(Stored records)
* start *
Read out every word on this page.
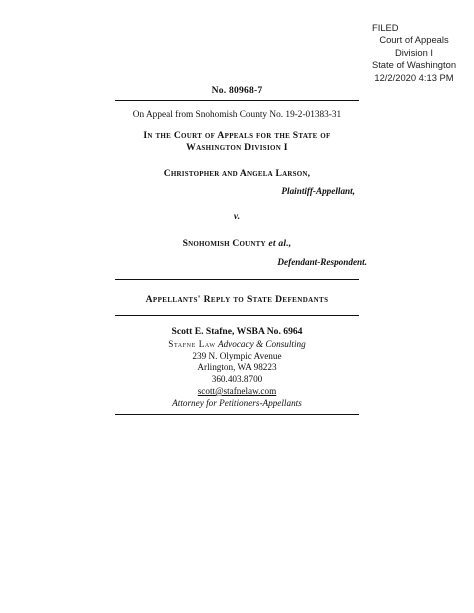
FILED
Court of Appeals
Division I
State of Washington
12/2/2020 4:13 PM
No. 80968-7
On Appeal from Snohomish County No. 19-2-01383-31
In the Court of Appeals for the State of
Washington Division I
Christopher and Angela Larson,
Plaintiff-Appellant,
v.
Snohomish County et al.,
Defendant-Respondent.
Appellants' Reply to State Defendants
Scott E. Stafne, WSBA No. 6964
Stafne Law Advocacy & Consulting
239 N. Olympic Avenue
Arlington, WA 98223
360.403.8700
scott@stafnelaw.com
Attorney for Petitioners-Appellants
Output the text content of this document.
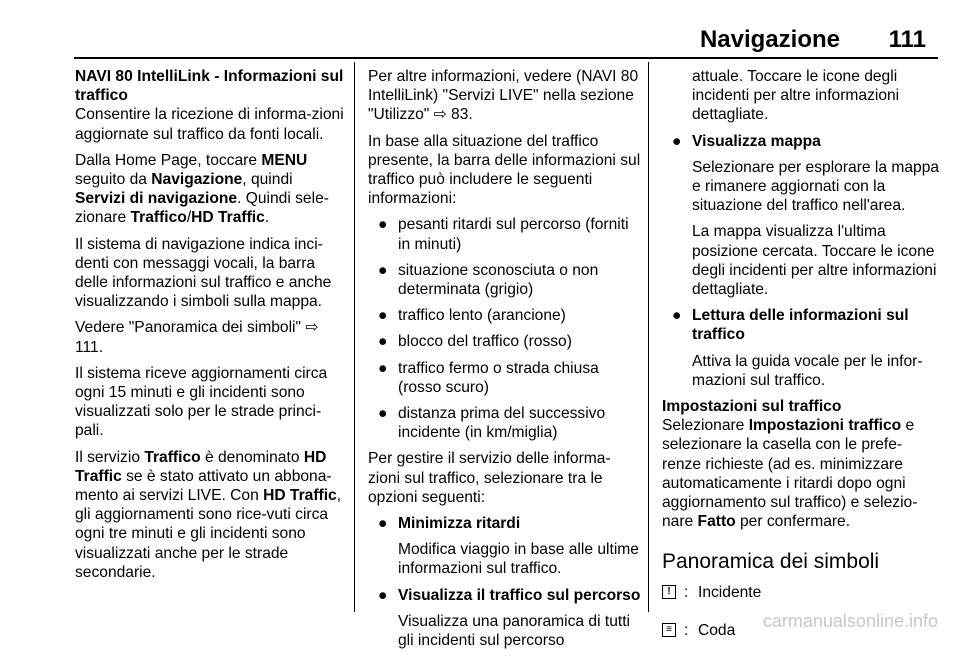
Navigazione 111

NAVI 80 IntelliLink - Informazioni sul traffico

Consentire la ricezione di informa-zioni aggiornate sul traffico da fonti locali.

Dalla Home Page, toccare MENU seguito da Navigazione, quindi Servizi di navigazione. Quindi sele-zionare Traffico/HD Traffic.

Il sistema di navigazione indica inci-denti con messaggi vocali, la barra delle informazioni sul traffico e anche visualizzando i simboli sulla mappa.

Vedere "Panoramica dei simboli" ⇨ 111.

Il sistema riceve aggiornamenti circa ogni 15 minuti e gli incidenti sono visualizzati solo per le strade princi-pali.

Il servizio Traffico è denominato HD Traffic se è stato attivato un abbona-mento ai servizi LIVE. Con HD Traffic, gli aggiornamenti sono rice-vuti circa ogni tre minuti e gli incidenti sono visualizzati anche per le strade secondarie.

Per altre informazioni, vedere (NAVI 80 IntelliLink) "Servizi LIVE" nella sezione "Utilizzo" ⇨ 83.

In base alla situazione del traffico presente, la barra delle informazioni sul traffico può includere le seguenti informazioni:

● pesanti ritardi sul percorso (forniti in minuti)
● situazione sconosciuta o non determinata (grigio)
● traffico lento (arancione)
● blocco del traffico (rosso)
● traffico fermo o strada chiusa (rosso scuro)
● distanza prima del successivo incidente (in km/miglia)

Per gestire il servizio delle informa-zioni sul traffico, selezionare tra le opzioni seguenti:

● Minimizza ritardi

Modifica viaggio in base alle ultime informazioni sul traffico.

● Visualizza il traffico sul percorso

Visualizza una panoramica di tutti gli incidenti sul percorso

attuale. Toccare le icone degli incidenti per altre informazioni dettagliate.

● Visualizza mappa

Selezionare per esplorare la mappa e rimanere aggiornati con la situazione del traffico nell'area.

La mappa visualizza l'ultima posizione cercata. Toccare le icone degli incidenti per altre informazioni dettagliate.

● Lettura delle informazioni sul traffico

Attiva la guida vocale per le infor-mazioni sul traffico.

Impostazioni sul traffico

Selezionare Impostazioni traffico e selezionare la casella con le prefe-renze richieste (ad es. minimizzare automaticamente i ritardi dopo ogni aggiornamento sul traffico) e selezio-nare Fatto per confermare.

Panoramica dei simboli

! : Incidente
≡ : Coda carmanualsonline.info
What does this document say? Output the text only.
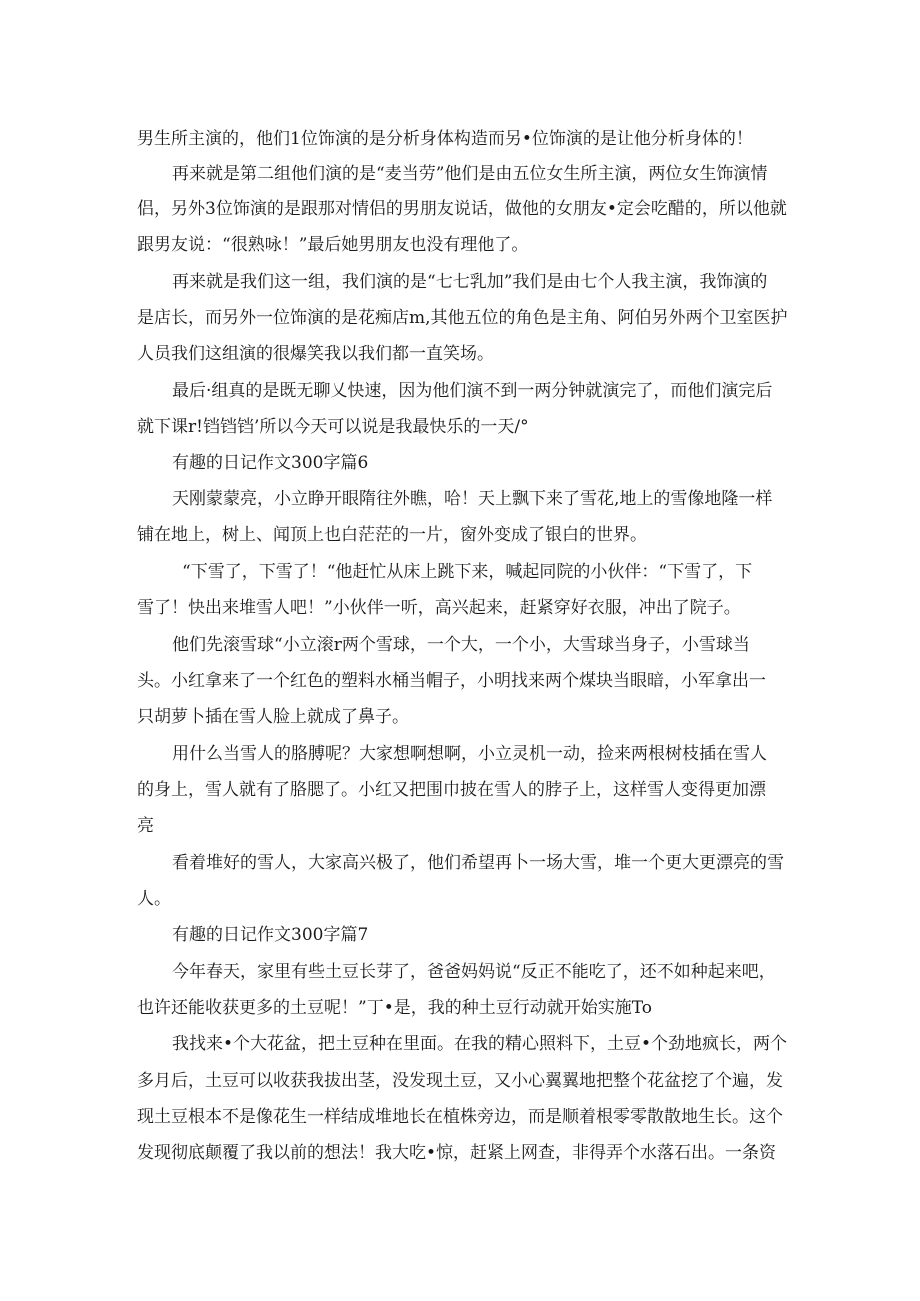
男生所主演的，他们1位饰演的是分析身体构造而另•位饰演的是让他分析身体的！

再来就是第二组他们演的是“麦当劳”他们是由五位女生所主演，两位女生饰演情

侣，另外3位饰演的是跟那对情侣的男朋友说话，做他的女朋友•定会吃醋的，所以他就

跟男友说：“很熟咏！”最后她男朋友也没有理他了。

再来就是我们这一组，我们演的是“七七乳加”我们是由七个人我主演，我饰演的

是店长，而另外一位饰演的是花痴店m,其他五位的角色是主角、阿伯另外两个卫室医护

人员我们这组演的很爆笑我以我们都一直笑场。

最后·组真的是既无聊乂快速，因为他们演不到一两分钟就演完了，而他们演完后

就下课r!铛铛铛’所以今天可以说是我最快乐的一天/°

有趣的日记作文300字篇6

天刚蒙蒙亮，小立睁开眼隋往外瞧，哈！天上飘下来了雪花,地上的雪像地隆一样

铺在地上，树上、闻顶上也白茫茫的一片，窗外变成了银白的世界。

“下雪了，下雪了！“他赶忙从床上跳下来，喊起同院的小伙伴：“下雪了，下

雪了！快出来堆雪人吧！”小伙伴一听，高兴起来，赶紧穿好衣服，冲出了院子。

他们先滚雪球“小立滚r两个雪球，一个大，一个小，大雪球当身子，小雪球当

头。小红拿来了一个红色的塑料水桶当帽子，小明找来两个煤块当眼暗，小军拿出一

只胡萝卜插在雪人脸上就成了鼻子。

用什么当雪人的胳膊呢？大家想啊想啊，小立灵机一动，捡来两根树枝插在雪人

的身上，雪人就有了胳腮了。小红又把围巾披在雪人的脖子上，这样雪人变得更加漂

亮

看着堆好的雪人，大家高兴极了，他们希望再卜一场大雪，堆一个更大更漂亮的雪

人。

有趣的日记作文300字篇7

今年春天，家里有些土豆长芽了，爸爸妈妈说“反正不能吃了，还不如种起来吧，

也许还能收获更多的土豆呢！”丁•是，我的种土豆行动就开始实施To

我找来•个大花盆，把土豆种在里面。在我的精心照料下，土豆•个劲地疯长，两个

多月后，土豆可以收获我拔出茎，没发现土豆，又小心翼翼地把整个花盆挖了个遍，发

现土豆根本不是像花生一样结成堆地长在植株旁边，而是顺着根零零散散地生长。这个

发现彻底颠覆了我以前的想法！我大吃•惊，赶紧上网查，非得弄个水落石出。一条资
* end *
REQUIRED WORK =>
Search the listing above for the string "rosso". Copy every line that contains it.

RESULT BELOW =>
● blocco del traffico (rosso)
● traffico fermo o strada chiusa (rosso scuro)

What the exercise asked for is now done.